- DATA EXCERPTS -

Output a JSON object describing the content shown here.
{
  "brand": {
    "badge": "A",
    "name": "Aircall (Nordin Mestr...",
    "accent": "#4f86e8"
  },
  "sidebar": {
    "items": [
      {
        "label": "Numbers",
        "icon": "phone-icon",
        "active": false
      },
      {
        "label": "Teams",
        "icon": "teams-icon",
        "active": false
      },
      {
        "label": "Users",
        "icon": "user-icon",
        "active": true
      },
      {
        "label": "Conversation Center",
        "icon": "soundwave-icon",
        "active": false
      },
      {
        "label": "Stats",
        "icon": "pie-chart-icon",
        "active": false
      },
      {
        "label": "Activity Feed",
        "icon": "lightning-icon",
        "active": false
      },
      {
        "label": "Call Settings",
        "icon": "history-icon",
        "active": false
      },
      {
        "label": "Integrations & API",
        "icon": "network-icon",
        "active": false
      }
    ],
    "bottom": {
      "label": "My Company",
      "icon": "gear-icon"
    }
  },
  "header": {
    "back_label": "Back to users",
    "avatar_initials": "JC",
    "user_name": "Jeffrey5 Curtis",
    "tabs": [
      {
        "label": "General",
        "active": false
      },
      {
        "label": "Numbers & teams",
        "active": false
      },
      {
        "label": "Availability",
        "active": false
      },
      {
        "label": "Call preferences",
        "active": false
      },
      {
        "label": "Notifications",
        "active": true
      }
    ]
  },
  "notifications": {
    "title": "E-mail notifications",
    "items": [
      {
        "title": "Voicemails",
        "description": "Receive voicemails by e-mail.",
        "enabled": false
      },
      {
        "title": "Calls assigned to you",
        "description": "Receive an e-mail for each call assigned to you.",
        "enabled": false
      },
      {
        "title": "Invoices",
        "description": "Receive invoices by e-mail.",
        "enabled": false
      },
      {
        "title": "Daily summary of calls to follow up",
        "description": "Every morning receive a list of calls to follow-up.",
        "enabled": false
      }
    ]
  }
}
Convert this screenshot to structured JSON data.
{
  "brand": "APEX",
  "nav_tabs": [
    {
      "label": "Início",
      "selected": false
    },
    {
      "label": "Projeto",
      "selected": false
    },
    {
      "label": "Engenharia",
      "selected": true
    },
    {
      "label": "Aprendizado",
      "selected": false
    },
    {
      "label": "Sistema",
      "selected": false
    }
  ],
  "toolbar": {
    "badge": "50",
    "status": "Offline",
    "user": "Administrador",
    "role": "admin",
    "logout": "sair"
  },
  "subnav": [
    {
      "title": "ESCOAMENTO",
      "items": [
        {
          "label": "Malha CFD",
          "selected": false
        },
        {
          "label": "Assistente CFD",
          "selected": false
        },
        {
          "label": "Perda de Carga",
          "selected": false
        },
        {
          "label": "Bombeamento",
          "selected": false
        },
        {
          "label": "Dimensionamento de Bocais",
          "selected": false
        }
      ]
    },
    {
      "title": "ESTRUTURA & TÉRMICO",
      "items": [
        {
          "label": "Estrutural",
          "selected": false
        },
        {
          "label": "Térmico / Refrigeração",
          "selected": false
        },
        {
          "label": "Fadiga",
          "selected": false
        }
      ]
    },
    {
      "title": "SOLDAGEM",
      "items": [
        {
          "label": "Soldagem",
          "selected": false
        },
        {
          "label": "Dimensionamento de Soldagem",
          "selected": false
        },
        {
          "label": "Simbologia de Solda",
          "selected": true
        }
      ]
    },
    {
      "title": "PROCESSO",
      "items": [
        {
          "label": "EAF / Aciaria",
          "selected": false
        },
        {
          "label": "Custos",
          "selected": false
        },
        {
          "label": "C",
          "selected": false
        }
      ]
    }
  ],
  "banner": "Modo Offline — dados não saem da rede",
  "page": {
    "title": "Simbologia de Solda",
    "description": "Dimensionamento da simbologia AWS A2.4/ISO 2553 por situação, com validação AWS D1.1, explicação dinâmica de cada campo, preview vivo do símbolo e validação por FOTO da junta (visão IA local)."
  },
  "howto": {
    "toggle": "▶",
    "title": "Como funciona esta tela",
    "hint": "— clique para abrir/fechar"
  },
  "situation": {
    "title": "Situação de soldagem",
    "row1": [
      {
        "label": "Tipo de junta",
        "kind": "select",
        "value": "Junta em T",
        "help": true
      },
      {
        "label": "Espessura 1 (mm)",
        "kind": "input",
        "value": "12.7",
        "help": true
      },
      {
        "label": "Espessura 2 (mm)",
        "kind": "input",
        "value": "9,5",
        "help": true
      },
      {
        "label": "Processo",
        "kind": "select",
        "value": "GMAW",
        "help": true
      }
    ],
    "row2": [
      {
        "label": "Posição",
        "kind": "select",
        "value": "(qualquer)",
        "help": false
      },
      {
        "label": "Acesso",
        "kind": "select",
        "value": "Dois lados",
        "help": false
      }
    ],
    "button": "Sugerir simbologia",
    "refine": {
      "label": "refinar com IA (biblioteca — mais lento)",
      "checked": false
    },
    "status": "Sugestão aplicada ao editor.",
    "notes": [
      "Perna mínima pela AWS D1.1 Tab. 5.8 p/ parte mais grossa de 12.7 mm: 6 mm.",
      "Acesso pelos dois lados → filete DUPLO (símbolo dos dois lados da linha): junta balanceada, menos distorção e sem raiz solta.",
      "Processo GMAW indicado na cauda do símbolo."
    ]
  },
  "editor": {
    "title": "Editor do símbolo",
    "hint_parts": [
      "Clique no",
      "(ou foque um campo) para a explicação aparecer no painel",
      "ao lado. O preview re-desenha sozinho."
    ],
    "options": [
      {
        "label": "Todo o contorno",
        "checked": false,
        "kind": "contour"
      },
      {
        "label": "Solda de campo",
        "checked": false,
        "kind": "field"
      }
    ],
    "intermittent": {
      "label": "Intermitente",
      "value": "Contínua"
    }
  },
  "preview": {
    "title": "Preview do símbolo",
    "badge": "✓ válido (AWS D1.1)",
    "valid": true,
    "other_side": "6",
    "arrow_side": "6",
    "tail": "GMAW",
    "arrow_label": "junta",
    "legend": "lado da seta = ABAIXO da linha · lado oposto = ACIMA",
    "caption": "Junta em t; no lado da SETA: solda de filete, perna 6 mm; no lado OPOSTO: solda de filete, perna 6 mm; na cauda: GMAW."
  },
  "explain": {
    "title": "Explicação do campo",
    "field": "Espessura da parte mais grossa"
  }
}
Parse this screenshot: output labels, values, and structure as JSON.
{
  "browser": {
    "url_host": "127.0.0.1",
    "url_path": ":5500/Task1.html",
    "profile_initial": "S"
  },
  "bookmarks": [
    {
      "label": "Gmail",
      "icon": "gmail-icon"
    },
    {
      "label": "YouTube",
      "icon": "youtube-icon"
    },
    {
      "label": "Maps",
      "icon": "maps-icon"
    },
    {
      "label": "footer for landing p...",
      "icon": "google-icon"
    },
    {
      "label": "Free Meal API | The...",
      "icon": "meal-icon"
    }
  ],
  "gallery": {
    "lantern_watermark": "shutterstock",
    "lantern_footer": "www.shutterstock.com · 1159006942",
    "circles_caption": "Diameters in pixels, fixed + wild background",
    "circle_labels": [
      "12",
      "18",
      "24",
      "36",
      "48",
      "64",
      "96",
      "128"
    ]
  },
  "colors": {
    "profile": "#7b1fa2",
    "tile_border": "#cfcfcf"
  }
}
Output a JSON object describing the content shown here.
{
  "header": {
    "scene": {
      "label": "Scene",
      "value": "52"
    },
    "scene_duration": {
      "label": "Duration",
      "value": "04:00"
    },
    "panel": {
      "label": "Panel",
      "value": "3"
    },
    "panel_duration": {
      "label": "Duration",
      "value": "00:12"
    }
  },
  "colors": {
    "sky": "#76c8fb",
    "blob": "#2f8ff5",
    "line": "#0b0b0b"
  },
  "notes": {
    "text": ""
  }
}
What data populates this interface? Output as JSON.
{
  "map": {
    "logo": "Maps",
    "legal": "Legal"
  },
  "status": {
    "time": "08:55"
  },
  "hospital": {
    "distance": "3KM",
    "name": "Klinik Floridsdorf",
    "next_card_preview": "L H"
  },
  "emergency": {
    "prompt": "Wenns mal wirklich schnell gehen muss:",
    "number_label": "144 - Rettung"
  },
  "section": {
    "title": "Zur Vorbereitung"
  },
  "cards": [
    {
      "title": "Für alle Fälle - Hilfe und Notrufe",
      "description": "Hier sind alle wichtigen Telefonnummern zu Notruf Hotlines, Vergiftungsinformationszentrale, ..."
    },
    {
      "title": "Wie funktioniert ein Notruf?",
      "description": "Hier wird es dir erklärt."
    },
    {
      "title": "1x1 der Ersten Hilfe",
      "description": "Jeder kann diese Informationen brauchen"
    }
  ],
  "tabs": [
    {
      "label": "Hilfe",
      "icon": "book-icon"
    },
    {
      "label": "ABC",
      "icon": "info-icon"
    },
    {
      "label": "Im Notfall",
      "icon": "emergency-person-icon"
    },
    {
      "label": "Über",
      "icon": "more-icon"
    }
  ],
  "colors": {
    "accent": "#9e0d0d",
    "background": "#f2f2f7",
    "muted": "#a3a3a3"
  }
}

- WHAT THE EXERCISE ASKS -
Look for the word "background" in every line of the listing and copy the lines that have it.

- WRITTEN ANSWER -
    "circles_caption": "Diameters in pixels, fixed + wild background",
    "background": "#f2f2f7",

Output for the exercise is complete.